Report how many lines in the listing below include the word "Calories". Write nothing besides the number.

DATA PROVIDED Start Marker

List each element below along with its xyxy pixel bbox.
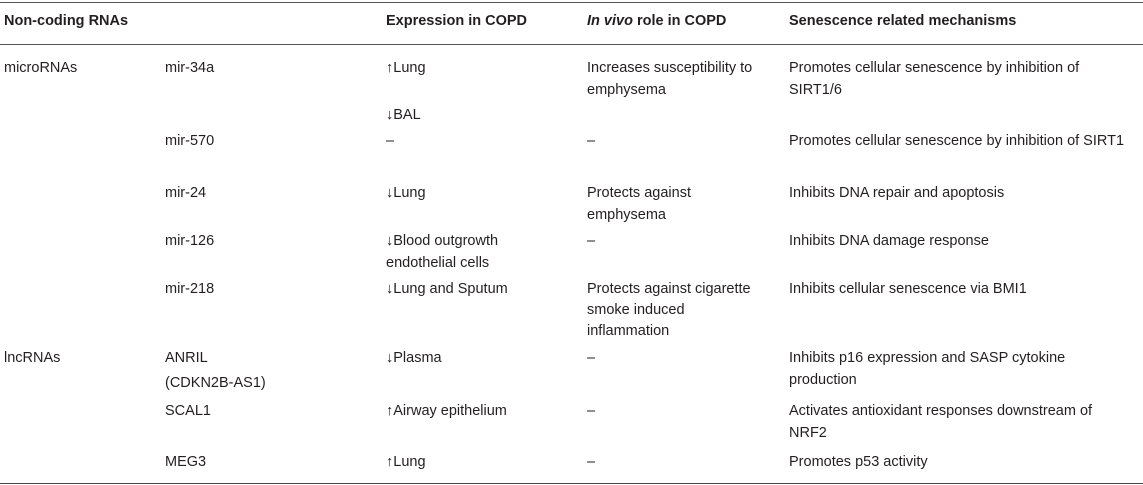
expression-line: endothelial cells [386, 255, 490, 271]
rna-name: mir-34a [165, 60, 215, 76]
category-label: lncRNAs [4, 350, 61, 366]
rna-name: ANRIL [165, 350, 208, 366]
role-line: inflammation [587, 323, 670, 339]
expression-line: – [386, 133, 395, 149]
header-mechanisms: Senescence related mechanisms [789, 13, 1017, 29]
header-role-rest: role in COPD [632, 13, 727, 29]
mechanism-line: Inhibits p16 expression and SASP cytokin… [789, 350, 1066, 366]
role-line: Protects against [587, 185, 691, 201]
role-line: emphysema [587, 207, 666, 223]
mechanism-line: Inhibits DNA repair and apoptosis [789, 185, 1005, 201]
role-line: – [587, 233, 596, 249]
bottom-rule [0, 483, 1143, 484]
mechanism-line: Inhibits cellular senescence via BMI1 [789, 281, 1027, 297]
header-in-vivo-italic: In vivo [587, 13, 633, 29]
header-expression: Expression in COPD [386, 13, 528, 29]
role-line: Increases susceptibility to [587, 60, 753, 76]
mechanism-line: SIRT1/6 [789, 82, 842, 98]
mechanism-line: NRF2 [789, 425, 827, 441]
rna-name: SCAL1 [165, 403, 211, 419]
expression-line: ↑Lung [386, 454, 426, 470]
expression-line: ↓BAL [386, 107, 421, 123]
role-line: – [587, 403, 596, 419]
mechanism-line: Inhibits DNA damage response [789, 233, 989, 249]
expression-line: ↑Airway epithelium [386, 403, 507, 419]
rna-name: mir-24 [165, 185, 207, 201]
expression-line: ↑Lung [386, 60, 426, 76]
rna-name: mir-218 [165, 281, 215, 297]
rna-name: mir-570 [165, 133, 215, 149]
expression-line: ↓Lung [386, 185, 426, 201]
expression-line: ↓Lung and Sputum [386, 281, 508, 297]
rna-name-alias: (CDKN2B-AS1) [165, 375, 266, 391]
mechanism-line: production [789, 372, 857, 388]
mechanism-line: Promotes p53 activity [789, 454, 928, 470]
top-rule [0, 2, 1143, 3]
role-line: – [587, 133, 596, 149]
mechanism-line: Promotes cellular senescence by inhibiti… [789, 133, 1125, 149]
header-non-coding-rnas: Non-coding RNAs [4, 13, 129, 29]
category-label: microRNAs [4, 60, 78, 76]
mechanism-line: Promotes cellular senescence by inhibiti… [789, 60, 1080, 76]
rna-name: MEG3 [165, 454, 207, 470]
role-line: Protects against cigarette [587, 281, 751, 297]
role-line: emphysema [587, 82, 666, 98]
role-line: – [587, 350, 596, 366]
expression-line: ↓Plasma [386, 350, 442, 366]
role-line: smoke induced [587, 302, 685, 318]
header-rule [0, 44, 1143, 45]
header-in-vivo-role: In vivo role in COPD [587, 13, 726, 29]
role-line: – [587, 454, 596, 470]
mechanism-line: Activates antioxidant responses downstre… [789, 403, 1093, 419]
expression-line: ↓Blood outgrowth [386, 233, 499, 249]
rna-name: mir-126 [165, 233, 215, 249]
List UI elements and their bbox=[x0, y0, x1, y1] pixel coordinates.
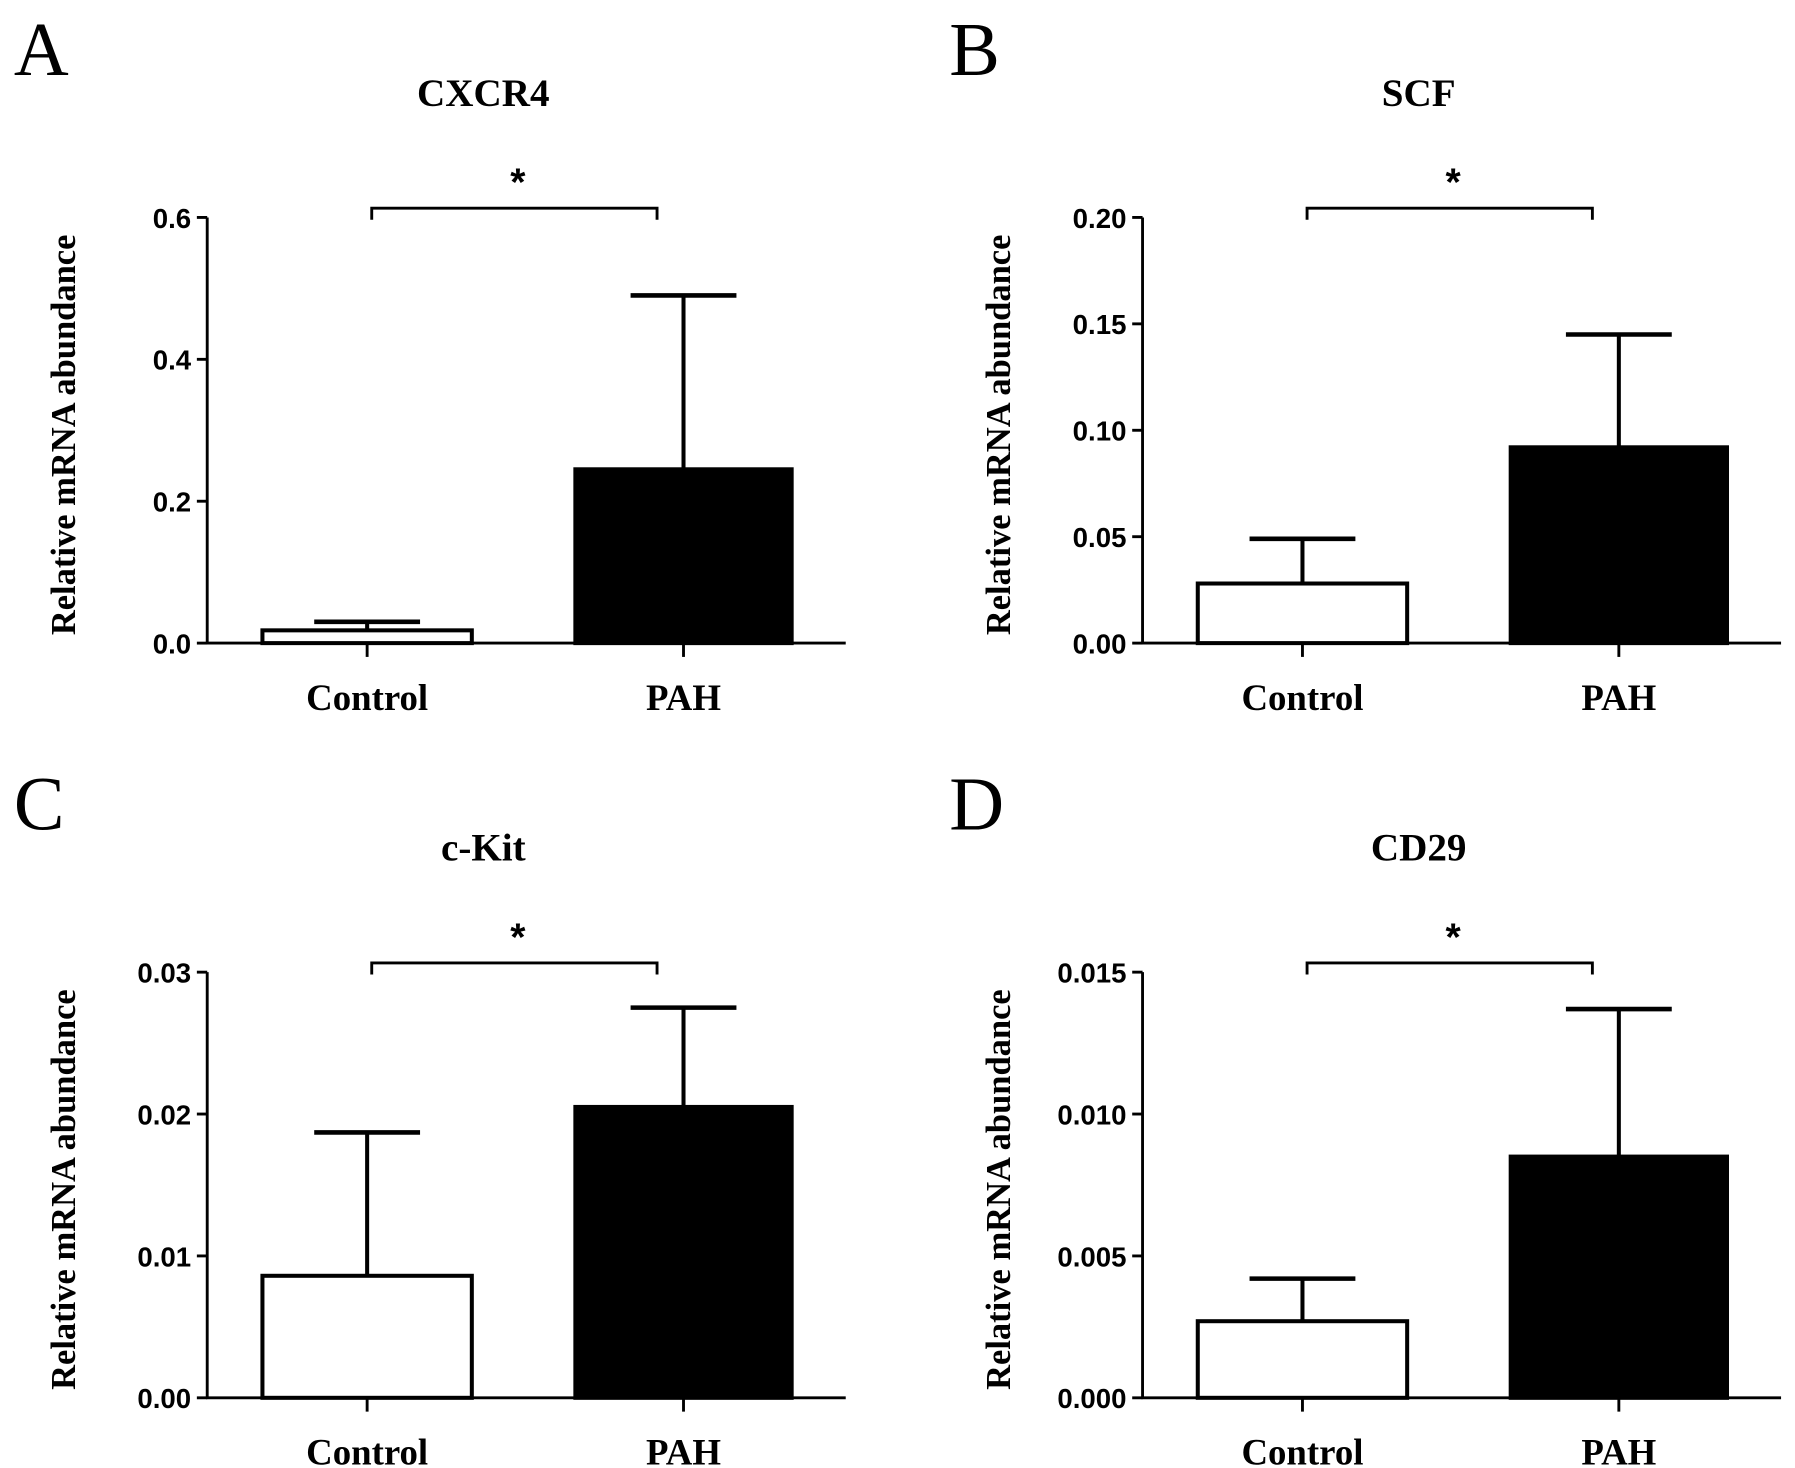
y-tick-label: 0.00 bbox=[1073, 628, 1127, 659]
x-tick-label: Control bbox=[306, 677, 428, 718]
panel-a: A CXCR4 Relative mRNA abundance Control PAH 0… bbox=[14, 8, 846, 718]
y-tick-label: 0.4 bbox=[153, 345, 192, 376]
y-axis-label: Relative mRNA abundance bbox=[45, 235, 83, 636]
x-tick-label: Control bbox=[1241, 677, 1363, 718]
y-tick-label: 0.03 bbox=[137, 958, 191, 989]
panel-letter: D bbox=[949, 762, 1004, 846]
y-tick-label: 0.015 bbox=[1057, 958, 1126, 989]
y-tick-label: 0.000 bbox=[1057, 1383, 1126, 1414]
y-tick-label: 0.2 bbox=[153, 487, 191, 518]
y-tick-label: 0.6 bbox=[153, 203, 191, 234]
significance-bracket bbox=[370, 961, 659, 975]
panel-letter: A bbox=[14, 8, 69, 92]
panel-c: Cc-Kit Relative mRNA abundance Control PAH 0… bbox=[14, 762, 846, 1468]
x-tick-label: PAH bbox=[1581, 677, 1656, 718]
x-tick-label: Control bbox=[1241, 1432, 1363, 1468]
x-tick-label: Control bbox=[306, 1432, 428, 1468]
y-tick-label: 0.10 bbox=[1073, 416, 1127, 447]
y-tick-label: 0.0 bbox=[153, 628, 191, 659]
x-tick-label: PAH bbox=[646, 1432, 721, 1468]
bar-pah bbox=[573, 467, 794, 646]
bar-control bbox=[1195, 1319, 1410, 1400]
significance-star: * bbox=[1446, 162, 1462, 205]
panel-letter: C bbox=[14, 762, 65, 846]
y-tick-label: 0.005 bbox=[1057, 1241, 1126, 1272]
chart-title: CXCR4 bbox=[417, 72, 550, 115]
bar-pah bbox=[1508, 1154, 1730, 1400]
panel-b: B SCF Relative mRNA abundance Control PAH 0.0… bbox=[949, 8, 1782, 718]
y-axis-label: Relative mRNA abundance bbox=[980, 235, 1018, 636]
significance-bracket bbox=[370, 206, 659, 220]
y-tick-label: 0.15 bbox=[1073, 309, 1127, 340]
y-tick-label: 0.00 bbox=[137, 1383, 191, 1414]
y-tick-label: 0.010 bbox=[1057, 1099, 1126, 1130]
significance-bracket bbox=[1305, 961, 1594, 975]
y-tick-label: 0.05 bbox=[1073, 522, 1127, 553]
x-tick-label: PAH bbox=[1581, 1432, 1656, 1468]
chart-title: c-Kit bbox=[441, 827, 526, 870]
y-axis-label: Relative mRNA abundance bbox=[980, 989, 1018, 1390]
panel-letter: B bbox=[949, 8, 1000, 92]
y-tick-label: 0.01 bbox=[137, 1241, 191, 1272]
significance-bracket bbox=[1305, 206, 1594, 220]
bar-pah bbox=[1508, 445, 1730, 646]
significance-star: * bbox=[510, 162, 526, 205]
bar-control bbox=[260, 628, 474, 646]
y-tick-label: 0.20 bbox=[1073, 203, 1127, 234]
significance-star: * bbox=[510, 916, 526, 959]
y-axis-label: Relative mRNA abundance bbox=[45, 989, 83, 1390]
bar-pah bbox=[573, 1104, 794, 1400]
x-tick-label: PAH bbox=[646, 677, 721, 718]
significance-star: * bbox=[1446, 916, 1462, 959]
y-tick-label: 0.02 bbox=[137, 1099, 191, 1130]
bar-control bbox=[1195, 581, 1410, 646]
chart-title: CD29 bbox=[1371, 827, 1467, 870]
chart-title: SCF bbox=[1382, 72, 1456, 115]
bar-control bbox=[260, 1273, 474, 1400]
panel-d: D CD29 Relative mRNA abundance Control PAH 0.… bbox=[949, 762, 1782, 1468]
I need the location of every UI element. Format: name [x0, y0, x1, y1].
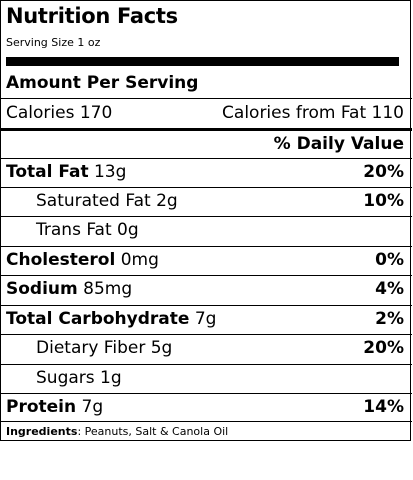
nutrient-row-saturated-fat: Saturated Fat 2g [36, 191, 178, 211]
divider [1, 364, 412, 365]
calories-from-fat: Calories from Fat 110 [222, 103, 404, 123]
nutrient-row-sodium: Sodium 85mg [6, 279, 132, 299]
nutrient-row-total-carbohydrate: Total Carbohydrate 7g [6, 309, 216, 329]
nutrient-amount: 0mg [120, 250, 159, 270]
divider [1, 98, 412, 99]
nutrient-row-sugars: Sugars 1g [36, 368, 122, 388]
nutrient-amount: 2g [156, 191, 178, 211]
nutrient-row-cholesterol: Cholesterol 0mg [6, 250, 159, 270]
divider [1, 158, 412, 159]
nutrient-amount: 85mg [83, 279, 133, 299]
amount-per-serving: Amount Per Serving [6, 73, 199, 93]
nutrient-name: Sugars [36, 368, 95, 388]
nutrient-name: Saturated Fat [36, 191, 151, 211]
serving-size: Serving Size 1 oz [6, 36, 101, 49]
nutrient-row-protein: Protein 7g [6, 397, 103, 417]
nutrient-row-dietary-fiber: Dietary Fiber 5g [36, 338, 172, 358]
nutrient-amount: 13g [93, 162, 127, 182]
divider [1, 421, 412, 422]
daily-value-header: % Daily Value [273, 134, 404, 154]
nutrient-name: Cholesterol [6, 250, 116, 270]
nutrient-amount: 7g [81, 397, 104, 417]
divider [1, 393, 412, 394]
divider-thick [1, 128, 412, 131]
nutrient-name: Protein [6, 397, 77, 417]
nutrient-dv: 14% [363, 397, 404, 417]
nutrient-name: Sodium [6, 279, 78, 299]
ingredients-label: Ingredients [6, 425, 78, 438]
nutrient-dv: 20% [363, 338, 404, 358]
calories: Calories 170 [6, 103, 113, 123]
nutrient-name: Dietary Fiber [36, 338, 146, 358]
nutrient-dv: 10% [363, 191, 404, 211]
nutrition-facts-label: Nutrition Facts Serving Size 1 oz Amount… [0, 0, 412, 441]
nutrient-dv: 0% [375, 250, 404, 270]
nutrient-name: Total Fat [6, 162, 89, 182]
thick-divider [6, 57, 399, 66]
divider [1, 216, 412, 217]
divider [1, 305, 412, 306]
nutrient-dv: 4% [375, 279, 404, 299]
nutrient-dv: 2% [375, 309, 404, 329]
divider [1, 246, 412, 247]
ingredients-text: : Peanuts, Salt & Canola Oil [77, 425, 229, 438]
nutrient-amount: 1g [100, 368, 122, 388]
nutrient-row-total-fat: Total Fat 13g [6, 162, 126, 182]
divider [1, 334, 412, 335]
nutrient-name: Trans Fat [36, 220, 112, 240]
nutrient-row-trans-fat: Trans Fat 0g [36, 220, 139, 240]
nutrient-amount: 5g [150, 338, 173, 358]
label-title: Nutrition Facts [6, 4, 178, 28]
nutrient-name: Total Carbohydrate [6, 309, 190, 329]
nutrient-dv: 20% [363, 162, 404, 182]
ingredients: Ingredients: Peanuts, Salt & Canola Oil [6, 425, 228, 438]
nutrient-amount: 7g [194, 309, 217, 329]
divider [1, 275, 412, 276]
divider [1, 187, 412, 188]
nutrient-amount: 0g [117, 220, 139, 240]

DATA PROVIDED End Marker

ANSWER SPACE = 2